= REQUIREMENTS =
Gather, from the listing beneath this task, every line holding the string "underlying".

= RECORDS SHOWN =

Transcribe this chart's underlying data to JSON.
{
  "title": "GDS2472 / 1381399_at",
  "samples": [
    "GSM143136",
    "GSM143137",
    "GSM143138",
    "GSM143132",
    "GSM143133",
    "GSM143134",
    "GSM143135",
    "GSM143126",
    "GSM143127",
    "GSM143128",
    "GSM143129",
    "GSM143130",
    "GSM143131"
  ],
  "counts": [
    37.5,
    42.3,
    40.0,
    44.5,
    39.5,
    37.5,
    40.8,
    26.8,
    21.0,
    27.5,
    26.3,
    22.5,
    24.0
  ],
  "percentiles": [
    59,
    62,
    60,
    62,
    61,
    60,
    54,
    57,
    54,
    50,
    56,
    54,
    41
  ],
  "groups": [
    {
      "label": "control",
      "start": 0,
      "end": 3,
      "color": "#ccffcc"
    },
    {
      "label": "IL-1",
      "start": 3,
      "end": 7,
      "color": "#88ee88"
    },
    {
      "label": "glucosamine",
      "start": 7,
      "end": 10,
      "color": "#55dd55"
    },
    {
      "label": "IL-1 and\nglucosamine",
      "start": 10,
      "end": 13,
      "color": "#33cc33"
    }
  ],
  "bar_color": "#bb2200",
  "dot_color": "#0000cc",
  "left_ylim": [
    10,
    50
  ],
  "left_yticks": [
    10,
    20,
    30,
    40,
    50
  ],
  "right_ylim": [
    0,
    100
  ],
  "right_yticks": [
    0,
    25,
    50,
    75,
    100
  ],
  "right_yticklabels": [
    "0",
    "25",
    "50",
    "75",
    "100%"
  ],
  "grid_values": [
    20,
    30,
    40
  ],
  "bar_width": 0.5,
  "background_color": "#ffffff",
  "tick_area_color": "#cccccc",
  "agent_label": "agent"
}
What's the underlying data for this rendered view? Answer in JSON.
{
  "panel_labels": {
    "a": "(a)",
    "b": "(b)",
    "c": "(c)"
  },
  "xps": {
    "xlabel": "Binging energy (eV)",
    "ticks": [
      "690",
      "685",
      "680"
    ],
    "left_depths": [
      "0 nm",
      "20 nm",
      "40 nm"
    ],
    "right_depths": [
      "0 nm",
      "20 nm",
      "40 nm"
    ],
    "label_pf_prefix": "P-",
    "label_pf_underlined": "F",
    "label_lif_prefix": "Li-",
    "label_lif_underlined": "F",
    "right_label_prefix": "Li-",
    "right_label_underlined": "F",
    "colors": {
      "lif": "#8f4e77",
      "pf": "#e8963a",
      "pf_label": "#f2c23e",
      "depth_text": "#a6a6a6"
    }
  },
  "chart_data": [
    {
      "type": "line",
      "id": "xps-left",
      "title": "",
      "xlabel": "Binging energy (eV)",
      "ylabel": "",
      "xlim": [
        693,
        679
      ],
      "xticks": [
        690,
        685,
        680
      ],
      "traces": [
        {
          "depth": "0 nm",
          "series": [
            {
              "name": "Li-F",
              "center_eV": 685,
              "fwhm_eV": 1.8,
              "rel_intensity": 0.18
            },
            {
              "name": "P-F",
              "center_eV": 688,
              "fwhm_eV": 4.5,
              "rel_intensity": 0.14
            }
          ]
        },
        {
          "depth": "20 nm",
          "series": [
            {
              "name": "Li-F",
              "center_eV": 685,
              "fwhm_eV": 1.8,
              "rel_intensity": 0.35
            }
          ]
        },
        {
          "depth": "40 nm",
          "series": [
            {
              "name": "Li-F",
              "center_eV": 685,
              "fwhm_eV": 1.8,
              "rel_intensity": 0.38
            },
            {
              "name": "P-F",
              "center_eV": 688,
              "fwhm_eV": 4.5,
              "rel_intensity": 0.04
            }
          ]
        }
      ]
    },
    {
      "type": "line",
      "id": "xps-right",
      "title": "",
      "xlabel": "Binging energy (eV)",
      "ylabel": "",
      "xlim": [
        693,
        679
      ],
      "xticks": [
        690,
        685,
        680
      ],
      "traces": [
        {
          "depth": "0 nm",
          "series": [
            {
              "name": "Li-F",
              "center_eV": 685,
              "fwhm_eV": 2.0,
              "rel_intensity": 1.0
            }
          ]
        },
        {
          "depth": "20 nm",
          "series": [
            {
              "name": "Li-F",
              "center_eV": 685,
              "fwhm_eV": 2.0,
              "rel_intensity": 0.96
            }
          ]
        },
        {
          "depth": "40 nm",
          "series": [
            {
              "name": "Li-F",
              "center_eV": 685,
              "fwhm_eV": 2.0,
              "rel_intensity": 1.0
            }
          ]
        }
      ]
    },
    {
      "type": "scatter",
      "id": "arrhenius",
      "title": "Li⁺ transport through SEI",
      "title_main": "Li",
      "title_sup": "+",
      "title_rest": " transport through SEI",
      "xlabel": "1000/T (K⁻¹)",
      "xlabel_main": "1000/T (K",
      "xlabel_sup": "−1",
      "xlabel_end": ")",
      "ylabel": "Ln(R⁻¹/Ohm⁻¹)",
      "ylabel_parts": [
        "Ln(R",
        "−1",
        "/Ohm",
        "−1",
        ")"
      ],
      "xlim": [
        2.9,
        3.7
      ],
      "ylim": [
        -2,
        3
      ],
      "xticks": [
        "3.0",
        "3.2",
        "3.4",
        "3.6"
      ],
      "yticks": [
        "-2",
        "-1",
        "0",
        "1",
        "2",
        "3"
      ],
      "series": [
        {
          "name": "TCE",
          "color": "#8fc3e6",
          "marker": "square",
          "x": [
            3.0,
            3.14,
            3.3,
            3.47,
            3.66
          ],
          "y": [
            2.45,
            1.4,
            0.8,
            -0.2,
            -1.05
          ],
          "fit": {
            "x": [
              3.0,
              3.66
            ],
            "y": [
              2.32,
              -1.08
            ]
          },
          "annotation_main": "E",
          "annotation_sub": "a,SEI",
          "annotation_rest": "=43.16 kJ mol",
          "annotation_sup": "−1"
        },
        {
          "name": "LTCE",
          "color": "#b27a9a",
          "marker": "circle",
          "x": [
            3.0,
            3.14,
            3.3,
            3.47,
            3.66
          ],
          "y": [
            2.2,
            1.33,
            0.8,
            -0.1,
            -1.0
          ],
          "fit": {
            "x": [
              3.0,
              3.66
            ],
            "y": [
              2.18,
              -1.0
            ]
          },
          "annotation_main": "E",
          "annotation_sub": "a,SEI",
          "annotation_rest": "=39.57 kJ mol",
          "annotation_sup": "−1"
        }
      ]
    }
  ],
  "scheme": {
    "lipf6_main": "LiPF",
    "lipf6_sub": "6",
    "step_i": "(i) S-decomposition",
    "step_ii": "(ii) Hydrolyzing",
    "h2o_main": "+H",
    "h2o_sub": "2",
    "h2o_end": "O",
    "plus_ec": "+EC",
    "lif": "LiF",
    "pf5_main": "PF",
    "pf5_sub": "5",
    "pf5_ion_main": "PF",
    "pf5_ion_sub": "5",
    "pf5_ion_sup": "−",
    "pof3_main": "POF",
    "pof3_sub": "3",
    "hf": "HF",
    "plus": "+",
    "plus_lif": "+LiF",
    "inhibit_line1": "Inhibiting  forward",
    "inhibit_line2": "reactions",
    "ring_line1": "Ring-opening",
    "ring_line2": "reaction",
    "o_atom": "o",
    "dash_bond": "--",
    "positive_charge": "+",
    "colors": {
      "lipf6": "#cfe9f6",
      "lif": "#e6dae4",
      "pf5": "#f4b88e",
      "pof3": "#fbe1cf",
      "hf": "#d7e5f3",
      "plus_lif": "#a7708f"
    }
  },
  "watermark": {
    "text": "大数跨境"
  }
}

= FULL RESPONSE =
Transcribe this chart's underlying data to JSON.
What's the underlying data for this rendered view? Answer in JSON.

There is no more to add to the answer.